* [TASK]
Copy each line of the data below with the word "title".

* [TASK MATERIAL]
###

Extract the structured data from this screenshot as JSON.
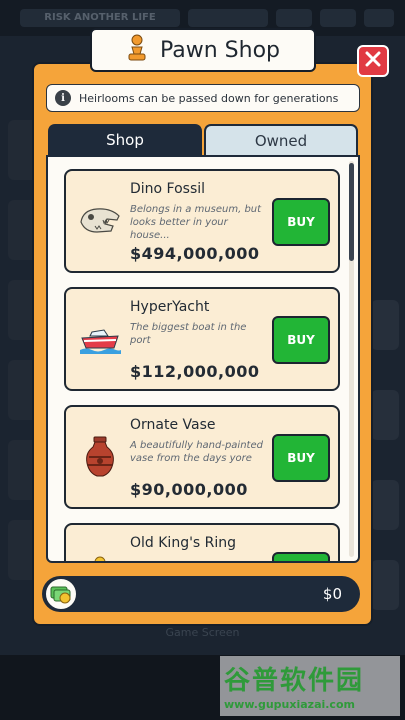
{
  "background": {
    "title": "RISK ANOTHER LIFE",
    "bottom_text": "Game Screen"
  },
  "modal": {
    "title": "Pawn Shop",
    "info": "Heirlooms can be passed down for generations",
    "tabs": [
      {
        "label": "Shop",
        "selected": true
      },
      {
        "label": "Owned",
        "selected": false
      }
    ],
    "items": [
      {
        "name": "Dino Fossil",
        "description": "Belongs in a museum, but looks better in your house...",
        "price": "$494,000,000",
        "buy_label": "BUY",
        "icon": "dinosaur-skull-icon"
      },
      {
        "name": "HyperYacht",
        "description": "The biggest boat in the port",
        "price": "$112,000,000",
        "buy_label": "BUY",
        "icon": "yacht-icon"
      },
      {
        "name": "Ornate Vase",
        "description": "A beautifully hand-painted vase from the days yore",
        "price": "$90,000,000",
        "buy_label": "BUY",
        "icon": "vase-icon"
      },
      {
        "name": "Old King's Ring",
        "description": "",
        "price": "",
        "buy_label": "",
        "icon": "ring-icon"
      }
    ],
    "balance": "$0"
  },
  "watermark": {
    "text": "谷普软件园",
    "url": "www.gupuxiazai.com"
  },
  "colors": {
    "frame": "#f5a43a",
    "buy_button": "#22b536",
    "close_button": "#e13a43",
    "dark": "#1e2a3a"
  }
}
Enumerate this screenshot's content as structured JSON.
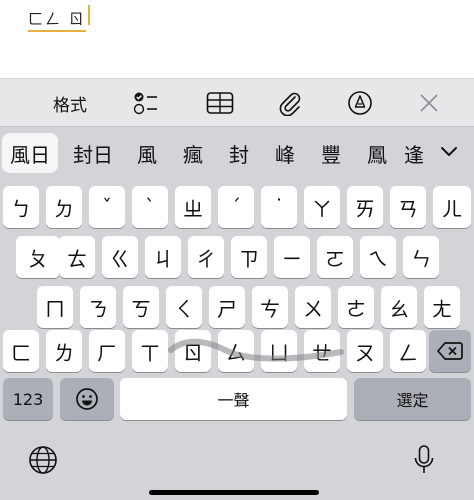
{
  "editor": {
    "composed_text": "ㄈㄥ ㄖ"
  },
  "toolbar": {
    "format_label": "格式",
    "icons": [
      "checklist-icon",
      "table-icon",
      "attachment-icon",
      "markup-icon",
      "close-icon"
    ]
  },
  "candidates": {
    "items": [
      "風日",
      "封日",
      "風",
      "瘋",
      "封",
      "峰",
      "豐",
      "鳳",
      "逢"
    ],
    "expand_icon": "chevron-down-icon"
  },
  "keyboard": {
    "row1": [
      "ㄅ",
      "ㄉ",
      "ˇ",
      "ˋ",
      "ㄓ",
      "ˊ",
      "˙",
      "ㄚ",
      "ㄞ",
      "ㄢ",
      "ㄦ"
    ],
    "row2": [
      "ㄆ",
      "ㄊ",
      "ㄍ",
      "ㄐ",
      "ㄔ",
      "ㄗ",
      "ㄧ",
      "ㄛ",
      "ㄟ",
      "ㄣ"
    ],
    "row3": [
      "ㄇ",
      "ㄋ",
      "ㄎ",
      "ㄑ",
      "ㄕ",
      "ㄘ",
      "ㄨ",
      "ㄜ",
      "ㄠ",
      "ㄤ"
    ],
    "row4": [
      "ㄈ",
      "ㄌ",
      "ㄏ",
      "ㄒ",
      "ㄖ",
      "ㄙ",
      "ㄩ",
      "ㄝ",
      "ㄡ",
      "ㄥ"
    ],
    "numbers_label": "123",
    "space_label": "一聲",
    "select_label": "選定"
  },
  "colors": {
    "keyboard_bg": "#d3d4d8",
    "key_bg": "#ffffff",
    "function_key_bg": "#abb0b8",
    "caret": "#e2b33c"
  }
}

###

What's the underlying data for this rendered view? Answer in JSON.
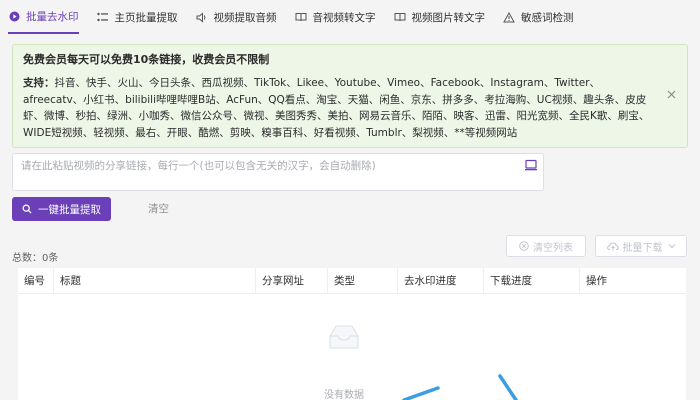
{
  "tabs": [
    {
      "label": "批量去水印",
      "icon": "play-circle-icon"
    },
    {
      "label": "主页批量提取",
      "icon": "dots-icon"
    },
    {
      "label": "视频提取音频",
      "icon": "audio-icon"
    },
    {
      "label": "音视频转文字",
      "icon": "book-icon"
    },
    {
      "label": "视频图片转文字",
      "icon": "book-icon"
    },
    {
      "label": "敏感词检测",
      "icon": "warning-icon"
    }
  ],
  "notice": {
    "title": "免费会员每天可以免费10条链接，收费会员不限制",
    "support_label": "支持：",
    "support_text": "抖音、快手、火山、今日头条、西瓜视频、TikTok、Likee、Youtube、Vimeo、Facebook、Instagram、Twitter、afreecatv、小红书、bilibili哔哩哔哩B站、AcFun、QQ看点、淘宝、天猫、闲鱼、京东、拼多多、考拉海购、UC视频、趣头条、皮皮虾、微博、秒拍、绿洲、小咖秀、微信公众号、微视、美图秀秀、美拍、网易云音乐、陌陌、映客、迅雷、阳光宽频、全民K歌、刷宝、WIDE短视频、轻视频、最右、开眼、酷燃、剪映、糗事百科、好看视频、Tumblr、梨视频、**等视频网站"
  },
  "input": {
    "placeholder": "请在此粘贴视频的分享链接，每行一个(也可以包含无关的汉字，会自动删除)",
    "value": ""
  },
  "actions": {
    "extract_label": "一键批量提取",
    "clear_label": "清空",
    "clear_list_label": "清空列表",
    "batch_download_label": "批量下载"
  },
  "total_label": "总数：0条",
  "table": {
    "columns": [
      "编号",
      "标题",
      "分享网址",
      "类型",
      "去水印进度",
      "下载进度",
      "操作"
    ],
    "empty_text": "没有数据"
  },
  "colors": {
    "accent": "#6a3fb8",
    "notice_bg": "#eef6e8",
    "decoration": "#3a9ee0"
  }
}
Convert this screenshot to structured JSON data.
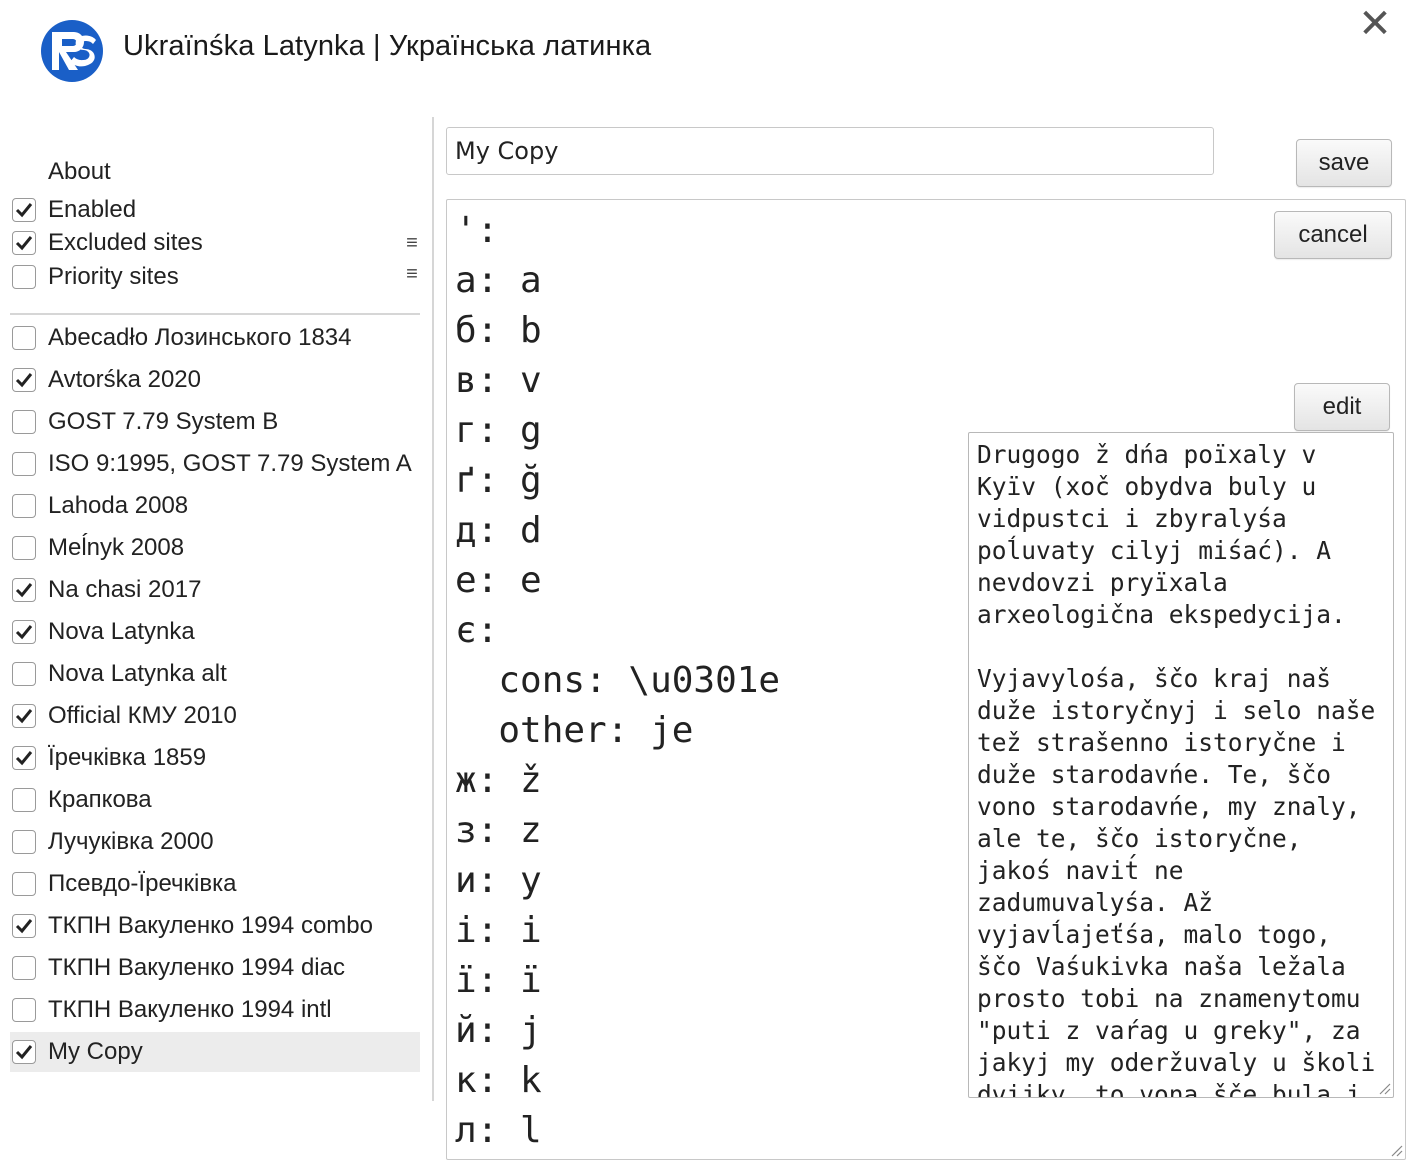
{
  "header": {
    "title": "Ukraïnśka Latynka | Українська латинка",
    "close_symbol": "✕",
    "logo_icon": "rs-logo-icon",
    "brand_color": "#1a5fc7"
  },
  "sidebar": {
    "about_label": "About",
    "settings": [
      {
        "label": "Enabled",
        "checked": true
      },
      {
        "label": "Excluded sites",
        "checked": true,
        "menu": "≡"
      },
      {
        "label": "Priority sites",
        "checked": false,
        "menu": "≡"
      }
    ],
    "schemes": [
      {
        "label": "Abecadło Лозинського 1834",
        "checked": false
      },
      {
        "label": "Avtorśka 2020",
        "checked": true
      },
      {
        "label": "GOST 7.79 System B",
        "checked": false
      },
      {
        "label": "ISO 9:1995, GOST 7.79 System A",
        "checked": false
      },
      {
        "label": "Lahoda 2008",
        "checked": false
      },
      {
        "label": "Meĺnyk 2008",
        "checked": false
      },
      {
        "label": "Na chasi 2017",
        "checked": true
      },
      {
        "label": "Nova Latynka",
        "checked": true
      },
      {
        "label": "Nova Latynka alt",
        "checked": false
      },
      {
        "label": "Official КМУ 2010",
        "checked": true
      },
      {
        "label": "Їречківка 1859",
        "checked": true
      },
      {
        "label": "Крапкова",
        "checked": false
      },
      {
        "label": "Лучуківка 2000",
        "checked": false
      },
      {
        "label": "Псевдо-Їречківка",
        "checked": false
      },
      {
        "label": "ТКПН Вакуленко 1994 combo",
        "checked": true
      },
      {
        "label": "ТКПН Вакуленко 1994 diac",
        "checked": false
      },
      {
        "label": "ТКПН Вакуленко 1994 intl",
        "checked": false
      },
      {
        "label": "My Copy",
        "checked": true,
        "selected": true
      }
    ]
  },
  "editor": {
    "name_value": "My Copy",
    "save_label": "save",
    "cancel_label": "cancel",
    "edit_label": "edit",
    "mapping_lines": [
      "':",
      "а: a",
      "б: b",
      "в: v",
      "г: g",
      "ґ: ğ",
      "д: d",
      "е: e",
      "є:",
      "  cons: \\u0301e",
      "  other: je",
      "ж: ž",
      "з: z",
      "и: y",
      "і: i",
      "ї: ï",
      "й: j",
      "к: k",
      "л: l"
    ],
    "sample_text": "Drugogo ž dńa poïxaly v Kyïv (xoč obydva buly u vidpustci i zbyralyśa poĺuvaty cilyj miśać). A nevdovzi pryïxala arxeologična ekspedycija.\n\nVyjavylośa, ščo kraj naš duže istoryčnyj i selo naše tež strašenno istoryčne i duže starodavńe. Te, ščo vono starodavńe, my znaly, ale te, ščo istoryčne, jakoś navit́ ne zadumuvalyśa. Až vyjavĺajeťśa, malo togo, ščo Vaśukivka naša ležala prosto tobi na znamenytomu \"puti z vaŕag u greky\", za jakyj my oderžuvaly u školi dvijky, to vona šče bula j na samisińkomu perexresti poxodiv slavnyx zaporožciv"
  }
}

###

* [COMPLETED EXERCISE]
    "title": "RISK ANOTHER LIFE",
    "title": "Pawn Shop",
    "title": "免费会员每天可以免费10条链接，收费会员不限制",
    "title": "Ukraïnśka Latynka | Українська латинка",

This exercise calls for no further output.